Given instruction: Return all lines that include the string "subtitle".

Stored rows:
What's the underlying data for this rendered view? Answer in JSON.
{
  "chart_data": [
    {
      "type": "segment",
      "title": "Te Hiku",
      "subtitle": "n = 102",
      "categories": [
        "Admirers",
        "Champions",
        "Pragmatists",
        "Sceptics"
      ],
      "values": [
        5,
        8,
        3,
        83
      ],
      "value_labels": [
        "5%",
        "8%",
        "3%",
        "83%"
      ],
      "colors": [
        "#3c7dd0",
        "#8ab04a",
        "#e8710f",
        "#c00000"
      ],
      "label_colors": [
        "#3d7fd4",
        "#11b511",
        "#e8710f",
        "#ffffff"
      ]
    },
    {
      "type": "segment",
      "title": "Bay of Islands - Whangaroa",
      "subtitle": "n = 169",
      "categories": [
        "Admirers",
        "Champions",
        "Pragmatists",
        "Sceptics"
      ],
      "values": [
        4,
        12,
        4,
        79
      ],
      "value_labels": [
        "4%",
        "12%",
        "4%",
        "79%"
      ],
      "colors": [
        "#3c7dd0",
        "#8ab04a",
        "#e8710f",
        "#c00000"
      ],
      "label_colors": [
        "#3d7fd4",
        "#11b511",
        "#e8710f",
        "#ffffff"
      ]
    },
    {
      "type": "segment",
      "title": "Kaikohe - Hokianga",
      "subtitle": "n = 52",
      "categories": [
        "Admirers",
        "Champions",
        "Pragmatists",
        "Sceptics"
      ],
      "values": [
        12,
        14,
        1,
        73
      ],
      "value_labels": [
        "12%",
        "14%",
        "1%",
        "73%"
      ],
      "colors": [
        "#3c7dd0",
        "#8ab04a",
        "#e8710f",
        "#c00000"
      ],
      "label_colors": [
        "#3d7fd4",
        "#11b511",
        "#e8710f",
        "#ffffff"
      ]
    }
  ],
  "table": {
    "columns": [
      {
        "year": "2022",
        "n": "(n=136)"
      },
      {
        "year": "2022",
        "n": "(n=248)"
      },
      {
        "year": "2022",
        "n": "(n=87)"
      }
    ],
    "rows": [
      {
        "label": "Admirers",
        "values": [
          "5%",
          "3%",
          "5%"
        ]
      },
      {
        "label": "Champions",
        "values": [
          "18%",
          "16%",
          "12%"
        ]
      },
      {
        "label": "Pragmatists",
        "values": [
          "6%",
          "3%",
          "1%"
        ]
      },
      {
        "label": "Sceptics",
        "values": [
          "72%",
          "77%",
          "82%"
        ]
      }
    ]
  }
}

Task result:
      "subtitle": "n = 102",
      "subtitle": "n = 169",
      "subtitle": "n = 52",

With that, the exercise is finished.